Excerto:
1. Alguns leitores estarão lembrados do apelo que aqui fizemos ao Presidente da República para que requeresse ao Tribunal Constitucional a fiscalização preventiva da constitucionalidade do decreto da Assembleia da República que tinha aprovado a criação do Tribunal Arbitral do Desporto. O apelo foi motivado por fundadas dúvidas que tinha quanto à constitucionalidade de algumas das normas aprovadas pelo Parlamento e, em particular, pela instituição de uma arbitragem necessária em conflitos de natureza pública, com total exclusão do acesso aos tribunais e de uma tutela jurisdicional efectiva.
2. O Presidente da República solicitou essa apreciação e o Tribunal Constitucional, numa votação que não deixou margem para dúvidas – embora a maioria parlamentar venha sempre falando em “por maioria”, numa demagógica tentativa de ganhar algum espaço de dúvida –, considerou que essa arbitragem necessária, como desenhada para o Tribunal Arbitral do Desporto, violava mesmo a Constituição da República Portuguesa (é uma chatice haver este texto). Não se olvide que, desta forma, “morreu” também um claro e semelhante propósito do Partido Socialista que, neste aspecto, engrossava a maioria parlamentar.
3. Os “moços”, contudo, não desistiram. Assim, o PSD e o CDS-PP vieram a apresentar alguns remendos ao decreto inconstitucional, procurando remendar aquilo para o qual, durante meses, tinham sido sobejamente alertados (e também o Partido Socialista). Tais emendas vieram a ser aprovadas, agora com os votos contrários da oposição parlamentar, escudando-se Laurentino Dias na ideia de que agora tudo mudou (após o acórdão do Tribunal Constitucional) e ainda que lhe subsistem dúvidas quanto ao erradicar das inconstitucionalidades afirmadas pelo Tribunal Constitucional.
4. Centremo-nos, de novo, na arbitragem necessária. Ponto de partida. Ela mantém-se inalterável, enquanto prevista nos artigos 4.º e 5.º da Lei do Tribunal Arbitral do Desporto. O que muda, então, neste novo decreto da Assembleia da República? Haverá recurso das suas decisões para os tribunais administrativos de segunda instância? Não. O que agora se prevê é um recurso especial (e excepcional) de revista das decisões do TAD para o Supremo Tribunal Administrativo. O que se afirma agora, no artigo 8.º, n.º 2, é que das decisões do TAD, “pode haver recurso de revista para o Supremo Tribunal Administrativo quando esteja em causa a apreciação de uma questão que, pela sua relevância jurídica ou social, se revista de importância fundamental ou quando a admissão do recurso seja claramente necessária para uma melhor aplicação do direito, aplicando-se, com as necessárias adaptações, o disposto no Código de Processo nos Tribunais Administrativos quanto ao recurso de revista”.

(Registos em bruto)

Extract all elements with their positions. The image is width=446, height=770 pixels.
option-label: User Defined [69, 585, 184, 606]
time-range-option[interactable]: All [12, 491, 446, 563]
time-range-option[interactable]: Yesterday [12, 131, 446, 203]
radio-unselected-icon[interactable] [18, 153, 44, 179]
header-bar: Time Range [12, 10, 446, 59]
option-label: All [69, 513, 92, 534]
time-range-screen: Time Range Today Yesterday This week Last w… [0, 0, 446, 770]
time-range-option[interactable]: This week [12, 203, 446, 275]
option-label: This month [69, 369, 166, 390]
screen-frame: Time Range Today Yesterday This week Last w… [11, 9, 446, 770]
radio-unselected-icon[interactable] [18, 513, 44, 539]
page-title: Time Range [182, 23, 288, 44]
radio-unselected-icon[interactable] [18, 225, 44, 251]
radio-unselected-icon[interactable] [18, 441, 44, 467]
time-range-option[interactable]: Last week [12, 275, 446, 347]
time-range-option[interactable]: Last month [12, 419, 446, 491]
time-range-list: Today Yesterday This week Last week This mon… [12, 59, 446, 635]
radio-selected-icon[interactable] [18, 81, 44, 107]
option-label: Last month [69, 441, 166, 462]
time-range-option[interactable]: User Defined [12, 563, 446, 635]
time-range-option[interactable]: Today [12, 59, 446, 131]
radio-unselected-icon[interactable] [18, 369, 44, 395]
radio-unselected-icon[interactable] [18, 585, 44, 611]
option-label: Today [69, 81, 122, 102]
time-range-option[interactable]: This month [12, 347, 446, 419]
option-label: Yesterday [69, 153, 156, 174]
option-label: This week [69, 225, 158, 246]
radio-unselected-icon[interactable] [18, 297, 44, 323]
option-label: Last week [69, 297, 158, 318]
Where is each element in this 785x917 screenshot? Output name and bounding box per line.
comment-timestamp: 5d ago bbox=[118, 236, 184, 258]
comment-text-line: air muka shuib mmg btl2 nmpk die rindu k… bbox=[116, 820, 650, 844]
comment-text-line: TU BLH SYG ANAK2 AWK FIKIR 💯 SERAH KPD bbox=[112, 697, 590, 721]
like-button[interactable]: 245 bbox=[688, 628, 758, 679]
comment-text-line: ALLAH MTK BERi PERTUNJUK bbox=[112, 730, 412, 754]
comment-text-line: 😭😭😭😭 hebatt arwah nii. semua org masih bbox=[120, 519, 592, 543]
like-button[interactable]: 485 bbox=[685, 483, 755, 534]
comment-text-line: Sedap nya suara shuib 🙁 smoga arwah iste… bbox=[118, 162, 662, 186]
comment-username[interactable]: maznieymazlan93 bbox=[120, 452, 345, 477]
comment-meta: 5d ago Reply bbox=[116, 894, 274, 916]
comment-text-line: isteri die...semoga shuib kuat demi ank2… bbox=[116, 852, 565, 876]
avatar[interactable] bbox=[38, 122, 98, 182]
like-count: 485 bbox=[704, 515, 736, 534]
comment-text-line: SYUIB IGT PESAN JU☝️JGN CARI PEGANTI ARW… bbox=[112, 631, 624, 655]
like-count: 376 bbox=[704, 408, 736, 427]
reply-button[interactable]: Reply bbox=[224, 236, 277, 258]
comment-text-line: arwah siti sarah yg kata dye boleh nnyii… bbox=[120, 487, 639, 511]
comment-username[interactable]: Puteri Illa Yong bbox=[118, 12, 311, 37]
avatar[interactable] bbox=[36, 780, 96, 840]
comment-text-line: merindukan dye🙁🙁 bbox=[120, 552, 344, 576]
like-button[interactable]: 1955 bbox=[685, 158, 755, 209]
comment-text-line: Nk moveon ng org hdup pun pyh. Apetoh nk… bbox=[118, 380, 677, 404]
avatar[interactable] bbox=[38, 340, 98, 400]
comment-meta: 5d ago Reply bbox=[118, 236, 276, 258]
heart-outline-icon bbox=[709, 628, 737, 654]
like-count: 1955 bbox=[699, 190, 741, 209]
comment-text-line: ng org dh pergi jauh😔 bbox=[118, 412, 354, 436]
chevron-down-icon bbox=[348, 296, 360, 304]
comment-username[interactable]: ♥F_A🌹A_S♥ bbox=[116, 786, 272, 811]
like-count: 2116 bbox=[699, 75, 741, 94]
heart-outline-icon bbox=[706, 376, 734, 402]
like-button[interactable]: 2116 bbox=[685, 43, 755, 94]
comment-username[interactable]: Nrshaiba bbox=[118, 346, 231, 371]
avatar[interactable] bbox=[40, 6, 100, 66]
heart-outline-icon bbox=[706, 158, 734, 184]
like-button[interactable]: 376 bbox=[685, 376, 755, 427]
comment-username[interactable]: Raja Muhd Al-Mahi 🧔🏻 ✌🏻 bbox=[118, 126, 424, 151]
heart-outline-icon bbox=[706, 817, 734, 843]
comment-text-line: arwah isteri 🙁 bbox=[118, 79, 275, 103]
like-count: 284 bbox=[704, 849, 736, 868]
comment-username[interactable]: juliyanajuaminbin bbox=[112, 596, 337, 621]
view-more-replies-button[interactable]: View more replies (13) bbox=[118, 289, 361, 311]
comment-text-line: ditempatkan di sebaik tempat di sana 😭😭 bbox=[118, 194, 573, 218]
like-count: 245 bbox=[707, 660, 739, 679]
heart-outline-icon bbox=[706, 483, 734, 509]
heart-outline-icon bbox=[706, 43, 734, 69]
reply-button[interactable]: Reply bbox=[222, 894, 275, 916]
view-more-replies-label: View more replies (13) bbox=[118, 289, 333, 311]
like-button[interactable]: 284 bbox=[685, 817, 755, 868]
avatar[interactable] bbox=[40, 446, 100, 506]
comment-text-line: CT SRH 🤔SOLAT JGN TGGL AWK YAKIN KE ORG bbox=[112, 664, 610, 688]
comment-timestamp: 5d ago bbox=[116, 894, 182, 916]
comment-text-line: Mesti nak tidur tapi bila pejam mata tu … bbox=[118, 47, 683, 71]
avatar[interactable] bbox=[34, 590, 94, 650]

Exercício proposto 1: Reescreva em forma de lista, mais curta, o parágrafo do excerto que começa por "Centremo-nos, de novo", mantendo os factos principais.
Exercício proposto 2: Indique todos os partidos políticos nomeados no excerto.
Exercício proposto 3: Segundo o excerto, em que artigos da Lei do Tribunal Arbitral do Desporto está prevista a arbitragem necessária?
Os registos não contam para nada aqui.

Resultado 1:
- A arbitragem necessária mantém-se inalterada e continua prevista nos artigos 4.º e 5.º da Lei do Tribunal Arbitral do Desporto.
- Não há recurso das decisões para os tribunais administrativos de segunda instância.
- O novo decreto prevê um recurso especial e excecional de revista das decisões do TAD para o Supremo Tribunal Administrativo (artigo 8.º, n.º 2).
- Esse recurso é admitido quando a questão tenha importância fundamental pela sua relevância jurídica ou social, ou quando seja claramente necessário para uma melhor aplicação do direito.
- Aplica-se, com as necessárias adaptações, o Código de Processo nos Tribunais Administrativos quanto ao recurso de revista.

Resultado 2: Partido Socialista, PSD e CDS-PP.

Resultado 3: Nos artigos 4.º e 5.º.